===== READING PASSAGE =====

I'm puttering about in libpayload doing silly things with the real time clock, and it occurred to me to figure out if coreboot knows how to set the clock to a sane value if CMOS had been cleared or something similar.
I looked in v2 at pc80/mc146818rtc.c, and the code that writes to the clock appears to be #if 0ed out. I couldn't find any where else where the clock would be set. The same thing is disabled on v3. According to svn blame, it has been like that ever since ebiderm checked in v2.
is there an interesting story as to why this is disabled? IMHO, we should be setting the clock to a sane value if it is determined to be bad, especially since we'll probably have some payloads soon that will care what time it is. Not so much that they need to be accurate down to the microsecond, but more that I want to be sure that if I read the clock, its not bogus.

===== GIVEN ENTRIES =====

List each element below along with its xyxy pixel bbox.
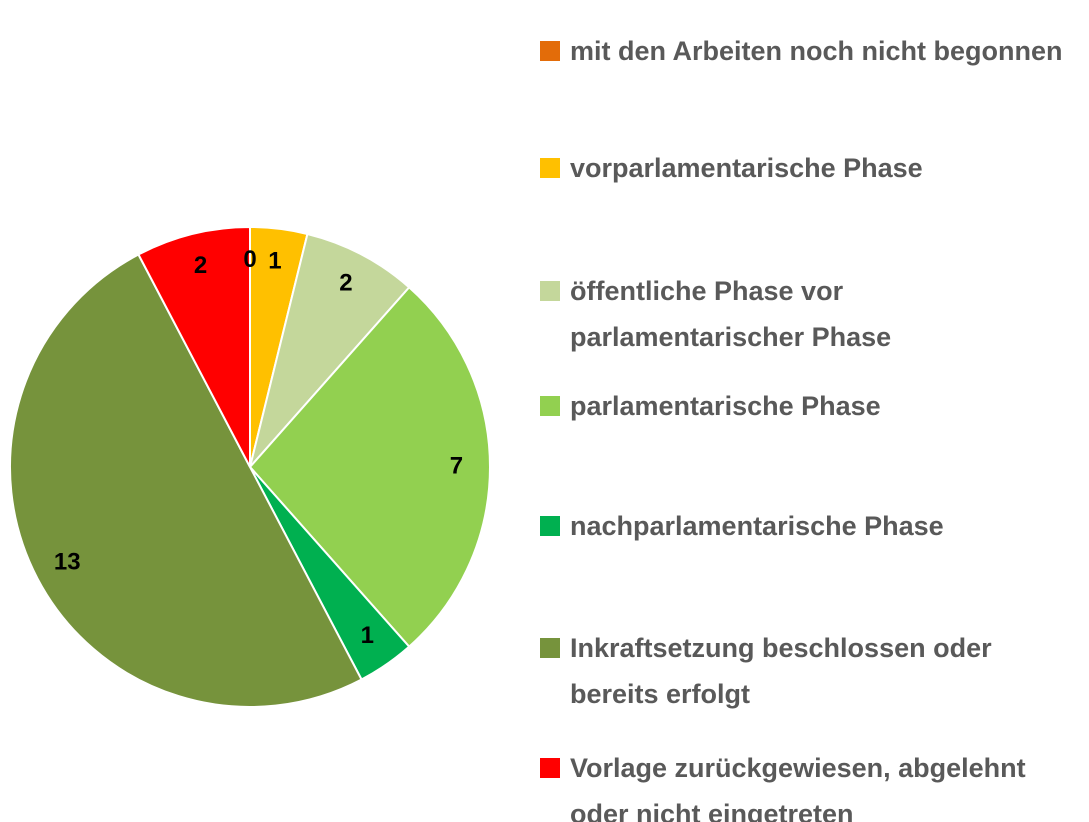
- legend-swatch: [540, 516, 560, 536]
- data-label: 2: [339, 270, 352, 297]
- data-label: 13: [54, 548, 81, 575]
- data-label: 7: [450, 452, 463, 479]
- legend-entry: mit den Arbeiten noch nicht begonnen: [540, 28, 1080, 74]
- pie-slice: [249, 232, 411, 468]
- legend-label: mit den Arbeiten noch nicht begonnen: [570, 36, 1063, 66]
- pie-slice: [8, 253, 363, 709]
- legend-entry: nachparlamentarische Phase: [540, 503, 1080, 549]
- legend-entry: öffentliche Phase vor parlamentarischer …: [540, 268, 1080, 360]
- legend-entry: parlamentarische Phase: [540, 383, 1080, 429]
- legend-label: Vorlage zurückgewiesen, abgelehnt oder n…: [570, 753, 1026, 822]
- legend-entry: Vorlage zurückgewiesen, abgelehnt oder n…: [540, 745, 1080, 822]
- legend-entry: Inkraftsetzung beschlossen oder bereits …: [540, 625, 1080, 717]
- legend-label: nachparlamentarische Phase: [570, 511, 944, 541]
- data-label: 1: [361, 622, 374, 649]
- data-label: 2: [194, 252, 207, 279]
- legend-label: vorparlamentarische Phase: [570, 153, 923, 183]
- legend-entry: vorparlamentarische Phase: [540, 145, 1080, 191]
- pie-slice: [248, 285, 491, 649]
- data-label: 1: [268, 247, 281, 274]
- legend-swatch: [540, 758, 560, 778]
- legend-swatch: [540, 638, 560, 658]
- legend-swatch: [540, 41, 560, 61]
- legend-label: parlamentarische Phase: [570, 391, 881, 421]
- legend-label: Inkraftsetzung beschlossen oder bereits …: [570, 633, 992, 709]
- legend-label: öffentliche Phase vor parlamentarischer …: [570, 276, 892, 352]
- pie-slice: [137, 225, 251, 468]
- legend-swatch: [540, 158, 560, 178]
- legend-swatch: [540, 281, 560, 301]
- data-label: 0: [243, 246, 256, 273]
- legend-swatch: [540, 396, 560, 416]
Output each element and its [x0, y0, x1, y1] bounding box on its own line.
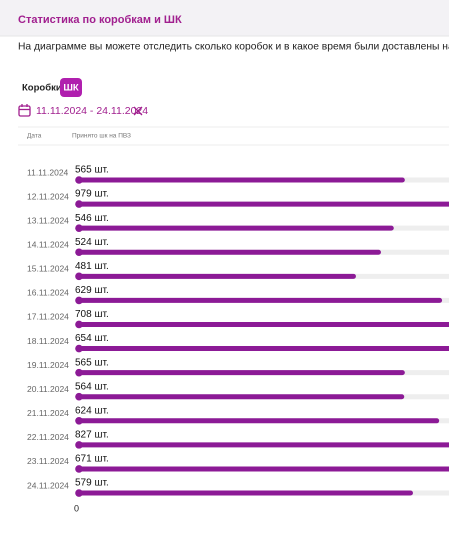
bar-dot [75, 392, 83, 401]
bar [76, 273, 356, 279]
date-label: 12.11.2024 [27, 191, 69, 201]
bar [76, 225, 394, 231]
bar [76, 490, 413, 496]
value-label: 565 шт. [75, 357, 109, 368]
bar-dot [75, 344, 83, 353]
date-label: 17.11.2024 [27, 312, 69, 322]
value-label: 654 шт. [75, 333, 109, 344]
value-label: 979 шт. [75, 189, 109, 200]
column-value: Принято шк на ПВЗ [72, 133, 131, 140]
date-label: 11.11.2024 [27, 167, 69, 177]
bar [76, 394, 405, 400]
value-label: 564 шт. [75, 381, 109, 392]
x-tick-label: 0 [74, 503, 79, 513]
value-label: 827 шт. [75, 430, 109, 441]
value-label: 624 шт. [75, 405, 109, 416]
date-label: 15.11.2024 [27, 264, 69, 274]
value-label: 546 шт. [75, 213, 109, 224]
date-label: 16.11.2024 [27, 288, 69, 298]
header-bar [0, 0, 449, 36]
bar [76, 418, 440, 424]
bar-dot [75, 417, 83, 425]
value-label: 579 шт. [75, 478, 109, 489]
bar [76, 442, 449, 448]
column-date: Дата [27, 133, 42, 140]
bar-dot [75, 489, 83, 497]
bar [76, 249, 381, 255]
bar [76, 321, 449, 327]
value-label: 708 шт. [75, 309, 109, 320]
bar [76, 201, 449, 207]
date-label: 22.11.2024 [27, 432, 69, 442]
bar [76, 297, 443, 303]
bar-dot [75, 296, 83, 305]
bar-dot [75, 272, 83, 281]
header-title: Статистика по коробкам и ШК [18, 14, 182, 26]
bar-dot [75, 248, 83, 257]
clear-date[interactable] [133, 106, 143, 116]
bar [76, 346, 449, 352]
tab-active-bg[interactable] [60, 78, 82, 97]
value-label: 629 шт. [75, 285, 109, 296]
value-label: 671 шт. [75, 454, 109, 465]
bar-dot [75, 320, 83, 329]
value-label: 524 шт. [75, 237, 109, 248]
bar-dot [75, 176, 83, 184]
date-range[interactable]: 11.11.2024 - 24.11.2024 [36, 105, 148, 117]
bar [76, 177, 405, 183]
bar-dot [75, 441, 83, 449]
calendar-icon[interactable] [18, 104, 31, 117]
tab-boxes[interactable]: Коробки [22, 83, 62, 94]
bar [76, 466, 449, 472]
bar-dot [75, 368, 83, 377]
date-label: 18.11.2024 [27, 336, 69, 346]
bar-dot [75, 224, 83, 232]
date-label: 20.11.2024 [27, 384, 69, 394]
value-label: 481 шт. [75, 261, 109, 272]
bar [76, 370, 405, 376]
date-label: 21.11.2024 [27, 408, 69, 418]
tab-barcodes[interactable]: ШК [63, 83, 79, 94]
date-label: 13.11.2024 [27, 215, 69, 225]
date-label: 14.11.2024 [27, 239, 69, 249]
bar-dot [75, 200, 83, 208]
date-label: 23.11.2024 [27, 456, 69, 466]
date-label: 24.11.2024 [27, 480, 69, 490]
description: На диаграмме вы можете отследить сколько… [18, 41, 449, 53]
date-label: 19.11.2024 [27, 360, 69, 370]
bar-dot [75, 465, 83, 473]
value-label: 565 шт. [75, 165, 109, 176]
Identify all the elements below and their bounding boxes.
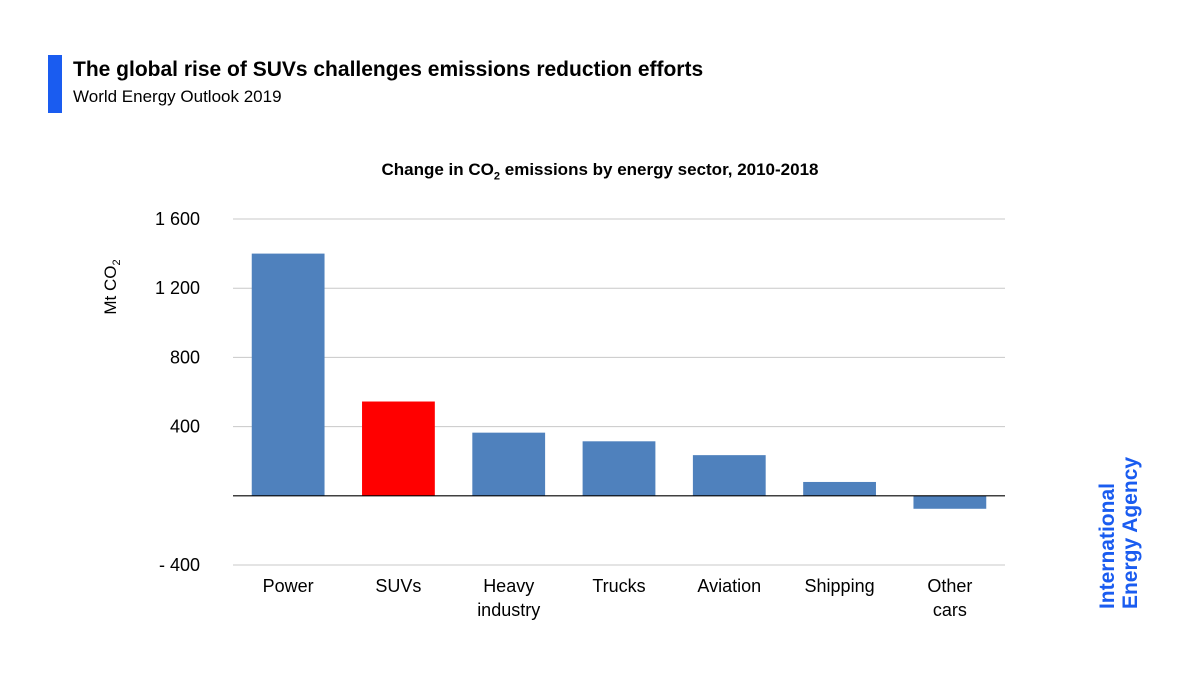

=====

REQUIRED TASKS |
1. In the message about the coreboot clock, which v2 file did the writer look at?
2. Reproduce everything in the message about the coreboot clock from "I looked in" down to "checked in v2.".
Rely only on the message about the coreboot clock when responding.

OUTPUTS FOR THE TASKS |
1. pc80/mc146818rtc.c

2.
I looked in v2 at pc80/mc146818rtc.c, and the code that writes to the clock appears to be #if 0ed out. I couldn't find any where else where the clock would be set. The same thing is disabled on v3. According to svn blame, it has been like that ever since ebiderm checked in v2.